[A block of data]
--- START ---

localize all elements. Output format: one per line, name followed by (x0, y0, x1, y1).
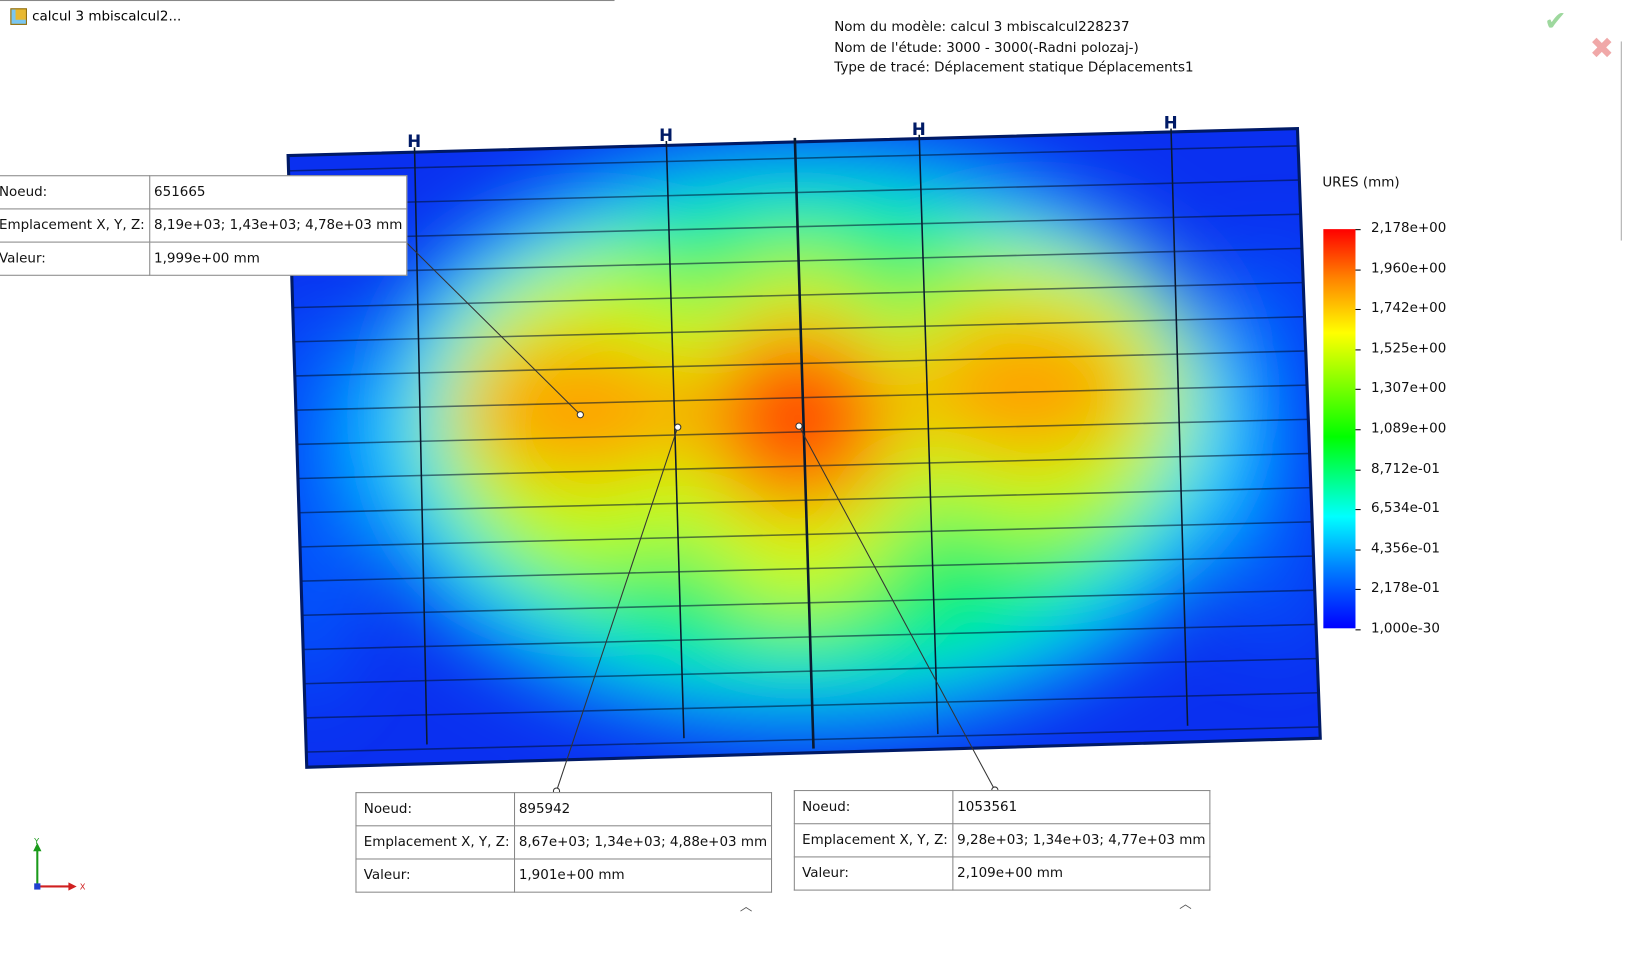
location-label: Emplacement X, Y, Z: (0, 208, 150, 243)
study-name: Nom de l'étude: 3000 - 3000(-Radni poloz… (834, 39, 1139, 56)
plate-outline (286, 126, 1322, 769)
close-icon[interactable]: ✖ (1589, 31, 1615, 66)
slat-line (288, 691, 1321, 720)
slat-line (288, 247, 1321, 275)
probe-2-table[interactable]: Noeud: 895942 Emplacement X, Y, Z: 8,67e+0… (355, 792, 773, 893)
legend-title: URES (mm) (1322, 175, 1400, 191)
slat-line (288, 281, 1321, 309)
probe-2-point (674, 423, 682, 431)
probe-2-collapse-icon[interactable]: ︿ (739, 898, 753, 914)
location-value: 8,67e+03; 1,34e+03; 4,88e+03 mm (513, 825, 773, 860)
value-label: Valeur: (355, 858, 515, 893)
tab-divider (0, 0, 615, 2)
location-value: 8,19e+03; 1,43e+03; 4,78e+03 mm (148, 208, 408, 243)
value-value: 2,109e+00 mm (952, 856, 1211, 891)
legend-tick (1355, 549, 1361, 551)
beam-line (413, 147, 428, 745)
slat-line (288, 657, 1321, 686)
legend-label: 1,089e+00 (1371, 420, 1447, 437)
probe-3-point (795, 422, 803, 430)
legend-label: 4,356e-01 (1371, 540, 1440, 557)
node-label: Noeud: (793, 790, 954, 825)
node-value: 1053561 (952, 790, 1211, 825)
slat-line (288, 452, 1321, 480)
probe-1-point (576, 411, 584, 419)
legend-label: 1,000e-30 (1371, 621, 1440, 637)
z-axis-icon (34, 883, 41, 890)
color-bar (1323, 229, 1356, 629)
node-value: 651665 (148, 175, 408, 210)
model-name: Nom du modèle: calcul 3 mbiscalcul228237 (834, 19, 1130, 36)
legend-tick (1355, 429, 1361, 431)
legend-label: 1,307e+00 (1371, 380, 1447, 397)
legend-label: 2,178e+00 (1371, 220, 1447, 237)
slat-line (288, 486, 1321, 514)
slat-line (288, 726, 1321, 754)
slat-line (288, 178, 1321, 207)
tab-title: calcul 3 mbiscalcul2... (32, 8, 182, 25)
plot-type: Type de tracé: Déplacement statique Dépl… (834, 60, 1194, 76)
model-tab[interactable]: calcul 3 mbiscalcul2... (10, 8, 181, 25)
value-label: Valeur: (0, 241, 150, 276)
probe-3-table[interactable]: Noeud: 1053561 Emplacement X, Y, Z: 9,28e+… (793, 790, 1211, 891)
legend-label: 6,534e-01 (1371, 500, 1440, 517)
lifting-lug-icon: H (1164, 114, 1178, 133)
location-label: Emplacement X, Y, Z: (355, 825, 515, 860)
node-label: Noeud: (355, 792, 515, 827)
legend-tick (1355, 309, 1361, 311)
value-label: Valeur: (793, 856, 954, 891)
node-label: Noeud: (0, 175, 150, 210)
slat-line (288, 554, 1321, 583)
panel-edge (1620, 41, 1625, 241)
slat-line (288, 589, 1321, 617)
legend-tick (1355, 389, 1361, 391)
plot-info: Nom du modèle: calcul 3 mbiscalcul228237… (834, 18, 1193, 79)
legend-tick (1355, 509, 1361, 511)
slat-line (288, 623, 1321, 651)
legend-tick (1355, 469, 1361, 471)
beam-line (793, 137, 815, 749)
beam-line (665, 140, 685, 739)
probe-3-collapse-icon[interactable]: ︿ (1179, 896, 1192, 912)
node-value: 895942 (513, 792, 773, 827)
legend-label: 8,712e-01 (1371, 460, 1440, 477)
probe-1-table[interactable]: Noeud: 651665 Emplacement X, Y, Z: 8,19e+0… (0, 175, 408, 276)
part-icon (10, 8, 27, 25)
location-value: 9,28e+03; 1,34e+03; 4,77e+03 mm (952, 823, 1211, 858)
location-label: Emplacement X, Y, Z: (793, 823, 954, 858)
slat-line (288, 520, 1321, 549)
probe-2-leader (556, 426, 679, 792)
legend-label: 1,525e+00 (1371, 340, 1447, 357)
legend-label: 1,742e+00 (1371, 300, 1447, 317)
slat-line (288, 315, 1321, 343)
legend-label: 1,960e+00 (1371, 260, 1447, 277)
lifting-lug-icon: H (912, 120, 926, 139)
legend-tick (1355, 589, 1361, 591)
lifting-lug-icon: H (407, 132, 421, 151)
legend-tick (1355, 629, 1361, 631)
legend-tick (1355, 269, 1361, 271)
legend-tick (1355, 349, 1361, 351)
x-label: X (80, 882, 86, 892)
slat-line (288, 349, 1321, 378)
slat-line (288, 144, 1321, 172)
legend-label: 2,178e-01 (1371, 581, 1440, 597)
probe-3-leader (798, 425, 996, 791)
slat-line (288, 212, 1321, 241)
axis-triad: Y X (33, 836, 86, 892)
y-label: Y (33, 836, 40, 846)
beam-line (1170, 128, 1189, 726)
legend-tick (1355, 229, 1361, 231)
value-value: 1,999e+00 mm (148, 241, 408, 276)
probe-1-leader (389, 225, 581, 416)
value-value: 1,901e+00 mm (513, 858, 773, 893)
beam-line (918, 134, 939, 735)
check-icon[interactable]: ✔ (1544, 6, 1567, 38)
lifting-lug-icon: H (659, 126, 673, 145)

--- END ---

Work to be completed: Present every line of the records above as a numbered list, skipping blank lines and leaving out the pictures.

Output:
1. localize all elements. Output format: one per line, name followed by (x0, y0, x1, y1).
2. location-label: Emplacement X, Y, Z: (0, 208, 150, 243)
3. study-name: Nom de l'étude: 3000 - 3000(-Radni poloz… (834, 39, 1139, 56)
4. plate-outline (286, 126, 1322, 769)
5. close-icon[interactable]: ✖ (1589, 31, 1615, 66)
6. slat-line (288, 691, 1321, 720)
7. slat-line (288, 247, 1321, 275)
8. probe-2-table[interactable]: Noeud: 895942 Emplacement X, Y, Z: 8,67e+0… (355, 792, 773, 893)
9. legend-title: URES (mm) (1322, 175, 1400, 191)
10. slat-line (288, 281, 1321, 309)
11. probe-2-point (674, 423, 682, 431)
12. probe-2-collapse-icon[interactable]: ︿ (739, 898, 753, 914)
13. location-value: 8,67e+03; 1,34e+03; 4,88e+03 mm (513, 825, 773, 860)
14. value-label: Valeur: (355, 858, 515, 893)
15. tab-divider (0, 0, 615, 2)
16. location-value: 8,19e+03; 1,43e+03; 4,78e+03 mm (148, 208, 408, 243)
17. value-value: 2,109e+00 mm (952, 856, 1211, 891)
18. legend-tick (1355, 549, 1361, 551)
19. beam-line (413, 147, 428, 745)
20. slat-line (288, 657, 1321, 686)
21. legend-label: 1,089e+00 (1371, 420, 1447, 437)
22. probe-3-point (795, 422, 803, 430)
23. legend-label: 4,356e-01 (1371, 540, 1440, 557)
24. node-label: Noeud: (793, 790, 954, 825)
25. node-value: 1053561 (952, 790, 1211, 825)
26. slat-line (288, 452, 1321, 480)
27. probe-1-point (576, 411, 584, 419)
28. legend-label: 1,000e-30 (1371, 621, 1440, 637)
29. z-axis-icon (34, 883, 41, 890)
30. color-bar (1323, 229, 1356, 629)
31. node-value: 651665 (148, 175, 408, 210)
32. model-name: Nom du modèle: calcul 3 mbiscalcul228237 (834, 19, 1130, 36)
33. legend-tick (1355, 429, 1361, 431)
34. legend-label: 1,307e+00 (1371, 380, 1447, 397)
35. legend-label: 2,178e+00 (1371, 220, 1447, 237)
36. slat-line (288, 486, 1321, 514)
37. slat-line (288, 726, 1321, 754)
38. slat-line (288, 178, 1321, 207)
39. tab-title: calcul 3 mbiscalcul2... (32, 8, 182, 25)
40. plot-type: Type de tracé: Déplacement statique Dépl… (834, 60, 1194, 76)
41. model-tab[interactable]: calcul 3 mbiscalcul2... (10, 8, 181, 25)
42. value-label: Valeur: (0, 241, 150, 276)
43. probe-3-table[interactable]: Noeud: 1053561 Emplacement X, Y, Z: 9,28e+… (793, 790, 1211, 891)
44. legend-label: 6,534e-01 (1371, 500, 1440, 517)
45. lifting-lug-icon: H (1164, 114, 1178, 133)
46. location-label: Emplacement X, Y, Z: (355, 825, 515, 860)
47. node-label: Noeud: (355, 792, 515, 827)
48. legend-tick (1355, 309, 1361, 311)
49. value-label: Valeur: (793, 856, 954, 891)
50. node-label: Noeud: (0, 175, 150, 210)
51. slat-line (288, 554, 1321, 583)
52. panel-edge (1620, 41, 1625, 241)
53. slat-line (288, 589, 1321, 617)
54. legend-tick (1355, 389, 1361, 391)
55. plot-info: Nom du modèle: calcul 3 mbiscalcul228237… (834, 18, 1193, 79)
56. legend-tick (1355, 509, 1361, 511)
57. slat-line (288, 623, 1321, 651)
58. legend-tick (1355, 469, 1361, 471)
59. beam-line (793, 137, 815, 749)
60. beam-line (665, 140, 685, 739)
61. probe-3-collapse-icon[interactable]: ︿ (1179, 896, 1192, 912)
62. node-value: 895942 (513, 792, 773, 827)
63. legend-label: 8,712e-01 (1371, 460, 1440, 477)
64. probe-1-table[interactable]: Noeud: 651665 Emplacement X, Y, Z: 8,19e+0… (0, 175, 408, 276)
65. part-icon (10, 8, 27, 25)
66. location-value: 9,28e+03; 1,34e+03; 4,77e+03 mm (952, 823, 1211, 858)
67. location-label: Emplacement X, Y, Z: (793, 823, 954, 858)
68. slat-line (288, 520, 1321, 549)
69. probe-2-leader (556, 426, 679, 792)
70. legend-label: 1,525e+00 (1371, 340, 1447, 357)
71. legend-label: 1,742e+00 (1371, 300, 1447, 317)
72. slat-line (288, 315, 1321, 343)
73. legend-label: 1,960e+00 (1371, 260, 1447, 277)
74. lifting-lug-icon: H (912, 120, 926, 139)
75. legend-tick (1355, 589, 1361, 591)
76. lifting-lug-icon: H (407, 132, 421, 151)
77. legend-tick (1355, 629, 1361, 631)
78. legend-tick (1355, 269, 1361, 271)
79. legend-tick (1355, 349, 1361, 351)
80. x-label: X (80, 882, 86, 892)
81. slat-line (288, 349, 1321, 378)
82. slat-line (288, 144, 1321, 172)
83. legend-label: 2,178e-01 (1371, 581, 1440, 597)
84. probe-3-leader (798, 425, 996, 791)
85. slat-line (288, 212, 1321, 241)
86. axis-triad: Y X (33, 836, 86, 892)
87. y-label: Y (33, 836, 40, 846)
88. beam-line (1170, 128, 1189, 726)
89. legend-tick (1355, 229, 1361, 231)
90. value-value: 1,999e+00 mm (148, 241, 408, 276)
91. probe-1-leader (389, 225, 581, 416)
92. value-value: 1,901e+00 mm (513, 858, 773, 893)
93. beam-line (918, 134, 939, 735)
94. check-icon[interactable]: ✔ (1544, 6, 1567, 38)
95. lifting-lug-icon: H (659, 126, 673, 145)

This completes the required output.